• [Exercise aim]: If a line in the data below contains the word "DEPs", copy it out.

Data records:

☆ ☆ ☆ ☆

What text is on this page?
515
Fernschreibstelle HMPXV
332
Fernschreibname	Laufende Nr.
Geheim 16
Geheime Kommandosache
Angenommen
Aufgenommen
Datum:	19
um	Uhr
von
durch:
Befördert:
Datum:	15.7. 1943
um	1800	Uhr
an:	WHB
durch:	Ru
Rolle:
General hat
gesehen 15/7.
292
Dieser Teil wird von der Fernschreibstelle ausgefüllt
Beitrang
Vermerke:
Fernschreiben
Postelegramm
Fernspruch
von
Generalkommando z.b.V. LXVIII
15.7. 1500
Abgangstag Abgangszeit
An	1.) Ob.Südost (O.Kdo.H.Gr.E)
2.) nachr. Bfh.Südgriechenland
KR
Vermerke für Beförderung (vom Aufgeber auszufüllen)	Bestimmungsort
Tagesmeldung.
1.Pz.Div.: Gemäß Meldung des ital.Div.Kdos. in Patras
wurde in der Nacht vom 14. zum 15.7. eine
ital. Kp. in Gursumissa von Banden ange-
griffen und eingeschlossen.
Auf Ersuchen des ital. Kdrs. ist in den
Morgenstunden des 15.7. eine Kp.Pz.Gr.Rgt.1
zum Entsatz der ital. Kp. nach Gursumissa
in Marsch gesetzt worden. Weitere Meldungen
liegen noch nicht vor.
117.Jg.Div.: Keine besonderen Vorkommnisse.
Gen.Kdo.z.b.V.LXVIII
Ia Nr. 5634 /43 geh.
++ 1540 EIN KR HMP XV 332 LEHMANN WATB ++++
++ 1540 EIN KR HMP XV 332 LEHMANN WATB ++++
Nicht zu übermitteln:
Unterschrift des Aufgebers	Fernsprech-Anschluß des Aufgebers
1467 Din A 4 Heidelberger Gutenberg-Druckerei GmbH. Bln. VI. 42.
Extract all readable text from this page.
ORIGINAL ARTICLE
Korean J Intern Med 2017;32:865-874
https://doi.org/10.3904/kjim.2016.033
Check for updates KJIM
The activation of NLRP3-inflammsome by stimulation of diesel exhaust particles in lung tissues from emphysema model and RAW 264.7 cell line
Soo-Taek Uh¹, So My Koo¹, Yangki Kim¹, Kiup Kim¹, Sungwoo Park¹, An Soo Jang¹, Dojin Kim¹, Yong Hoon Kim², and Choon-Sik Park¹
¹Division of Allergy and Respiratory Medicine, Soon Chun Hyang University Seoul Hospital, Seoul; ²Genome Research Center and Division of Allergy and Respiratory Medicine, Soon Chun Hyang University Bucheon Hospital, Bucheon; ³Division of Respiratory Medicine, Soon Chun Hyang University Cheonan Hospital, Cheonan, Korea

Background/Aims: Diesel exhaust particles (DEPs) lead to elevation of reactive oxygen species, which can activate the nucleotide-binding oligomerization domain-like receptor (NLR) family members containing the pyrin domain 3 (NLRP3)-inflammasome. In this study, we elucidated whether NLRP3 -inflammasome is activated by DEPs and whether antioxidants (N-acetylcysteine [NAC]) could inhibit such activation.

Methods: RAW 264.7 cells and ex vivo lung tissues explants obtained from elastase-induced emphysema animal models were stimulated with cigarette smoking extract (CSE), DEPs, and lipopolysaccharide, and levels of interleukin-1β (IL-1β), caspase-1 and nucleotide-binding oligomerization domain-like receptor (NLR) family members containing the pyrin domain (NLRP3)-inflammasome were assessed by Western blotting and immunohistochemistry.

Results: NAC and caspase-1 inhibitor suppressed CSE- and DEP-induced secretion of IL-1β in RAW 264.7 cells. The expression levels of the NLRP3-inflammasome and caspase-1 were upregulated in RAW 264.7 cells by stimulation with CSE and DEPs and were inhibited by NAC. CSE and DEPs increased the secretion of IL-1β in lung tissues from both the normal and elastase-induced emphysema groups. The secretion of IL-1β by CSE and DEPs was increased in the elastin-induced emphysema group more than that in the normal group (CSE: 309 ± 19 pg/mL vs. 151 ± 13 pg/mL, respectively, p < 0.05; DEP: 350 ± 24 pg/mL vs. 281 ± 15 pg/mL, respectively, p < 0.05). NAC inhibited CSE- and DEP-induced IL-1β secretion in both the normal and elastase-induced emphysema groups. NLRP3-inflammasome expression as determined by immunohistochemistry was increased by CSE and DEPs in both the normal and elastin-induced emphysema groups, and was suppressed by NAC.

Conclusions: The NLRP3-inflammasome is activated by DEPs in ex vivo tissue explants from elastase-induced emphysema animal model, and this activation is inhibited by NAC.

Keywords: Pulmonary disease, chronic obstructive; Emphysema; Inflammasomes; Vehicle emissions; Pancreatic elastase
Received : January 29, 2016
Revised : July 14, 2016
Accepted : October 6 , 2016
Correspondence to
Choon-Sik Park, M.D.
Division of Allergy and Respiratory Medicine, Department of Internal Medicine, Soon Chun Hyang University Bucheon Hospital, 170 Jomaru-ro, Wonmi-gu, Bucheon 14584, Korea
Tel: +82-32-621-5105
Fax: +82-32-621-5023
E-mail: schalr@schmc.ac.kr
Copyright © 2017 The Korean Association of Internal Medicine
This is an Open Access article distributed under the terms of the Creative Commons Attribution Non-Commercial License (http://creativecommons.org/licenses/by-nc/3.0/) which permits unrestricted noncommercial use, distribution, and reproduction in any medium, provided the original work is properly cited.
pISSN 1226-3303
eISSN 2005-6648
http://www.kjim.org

☆ ☆ ☆ ☆

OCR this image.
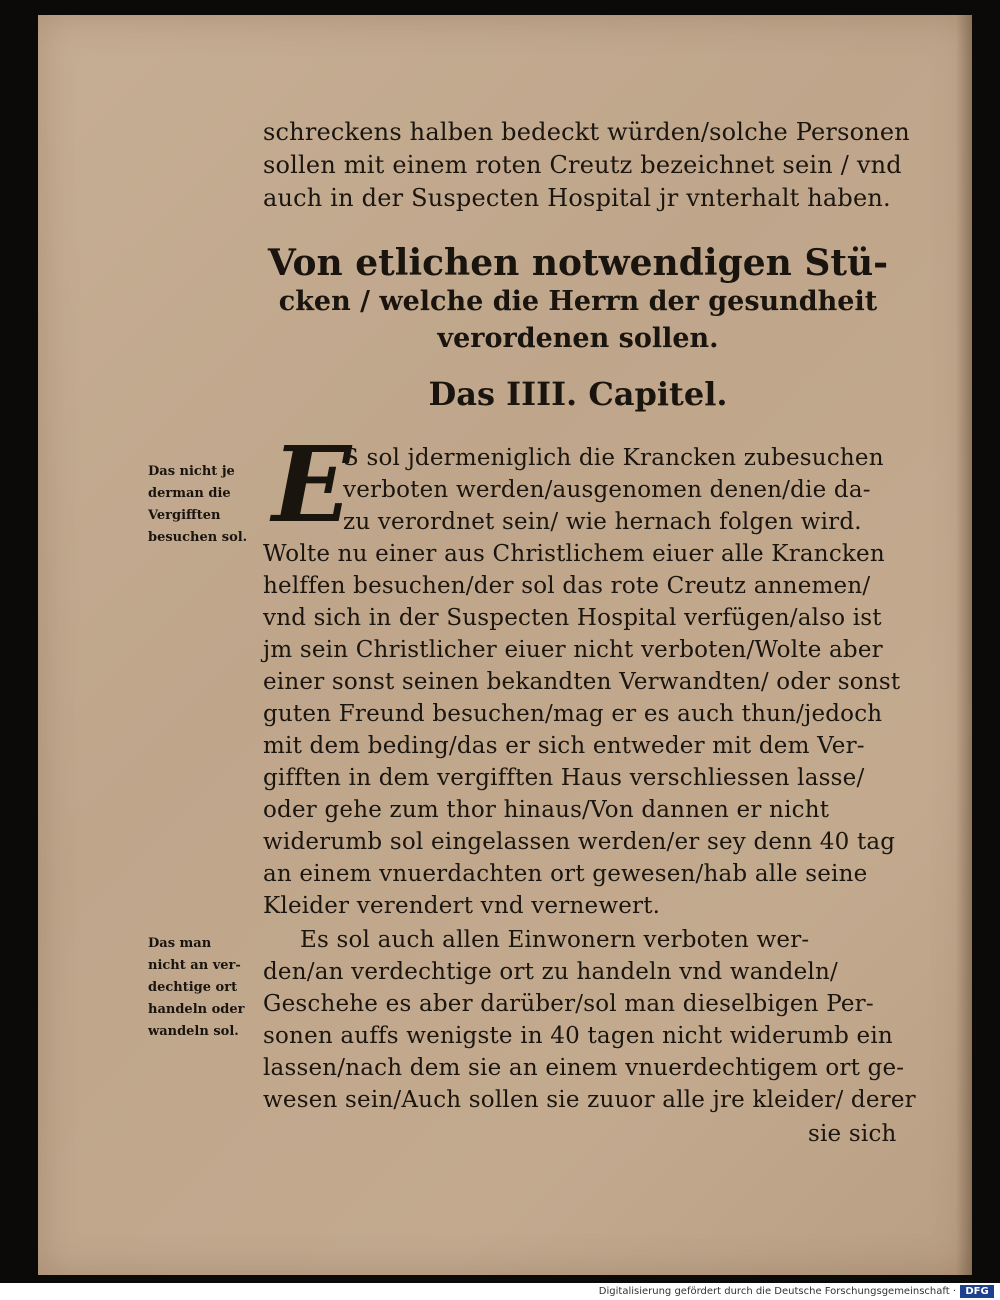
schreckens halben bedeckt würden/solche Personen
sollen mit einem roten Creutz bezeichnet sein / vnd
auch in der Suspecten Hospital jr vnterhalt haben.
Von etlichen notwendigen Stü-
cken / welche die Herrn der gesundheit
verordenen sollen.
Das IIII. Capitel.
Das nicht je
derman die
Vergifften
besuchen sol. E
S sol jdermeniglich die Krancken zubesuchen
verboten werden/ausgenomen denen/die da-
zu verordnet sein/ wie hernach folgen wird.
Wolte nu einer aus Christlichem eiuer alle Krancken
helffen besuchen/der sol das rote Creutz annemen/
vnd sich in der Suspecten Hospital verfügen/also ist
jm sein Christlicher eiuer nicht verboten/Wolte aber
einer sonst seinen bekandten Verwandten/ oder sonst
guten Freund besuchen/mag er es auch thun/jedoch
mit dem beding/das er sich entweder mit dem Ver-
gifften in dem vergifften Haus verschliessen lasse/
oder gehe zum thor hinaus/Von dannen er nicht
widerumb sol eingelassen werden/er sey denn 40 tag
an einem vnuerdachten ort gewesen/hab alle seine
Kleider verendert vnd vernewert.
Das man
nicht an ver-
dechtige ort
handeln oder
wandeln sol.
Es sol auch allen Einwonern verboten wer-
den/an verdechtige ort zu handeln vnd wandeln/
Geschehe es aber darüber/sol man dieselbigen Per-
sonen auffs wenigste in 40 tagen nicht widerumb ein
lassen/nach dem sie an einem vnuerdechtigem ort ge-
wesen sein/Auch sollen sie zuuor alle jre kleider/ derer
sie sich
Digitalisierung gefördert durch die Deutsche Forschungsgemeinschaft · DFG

☆ ☆ ☆ ☆

• [Your solution]:
Background/Aims: Diesel exhaust particles (DEPs) lead to elevation of reactive oxygen species, which can activate the nucleotide-binding oligomerization domain-like receptor (NLR) family members containing the pyrin domain 3 (NLRP3)-inflammasome. In this study, we elucidated whether NLRP3 -inflammasome is activated by DEPs and whether antioxidants (N-acetylcysteine [NAC]) could inhibit such activation.
Methods: RAW 264.7 cells and ex vivo lung tissues explants obtained from elastase-induced emphysema animal models were stimulated with cigarette smoking extract (CSE), DEPs, and lipopolysaccharide, and levels of interleukin-1β (IL-1β), caspase-1 and nucleotide-binding oligomerization domain-like receptor (NLR) family members containing the pyrin domain (NLRP3)-inflammasome were assessed by Western blotting and immunohistochemistry.
Results: NAC and caspase-1 inhibitor suppressed CSE- and DEP-induced secretion of IL-1β in RAW 264.7 cells. The expression levels of the NLRP3-inflammasome and caspase-1 were upregulated in RAW 264.7 cells by stimulation with CSE and DEPs and were inhibited by NAC. CSE and DEPs increased the secretion of IL-1β in lung tissues from both the normal and elastase-induced emphysema groups. The secretion of IL-1β by CSE and DEPs was increased in the elastin-induced emphysema group more than that in the normal group (CSE: 309 ± 19 pg/mL vs. 151 ± 13 pg/mL, respectively, p < 0.05; DEP: 350 ± 24 pg/mL vs. 281 ± 15 pg/mL, respectively, p < 0.05). NAC inhibited CSE- and DEP-induced IL-1β secretion in both the normal and elastase-induced emphysema groups. NLRP3-inflammasome expression as determined by immunohistochemistry was increased by CSE and DEPs in both the normal and elastin-induced emphysema groups, and was suppressed by NAC.
Conclusions: The NLRP3-inflammasome is activated by DEPs in ex vivo tissue explants from elastase-induced emphysema animal model, and this activation is inhibited by NAC.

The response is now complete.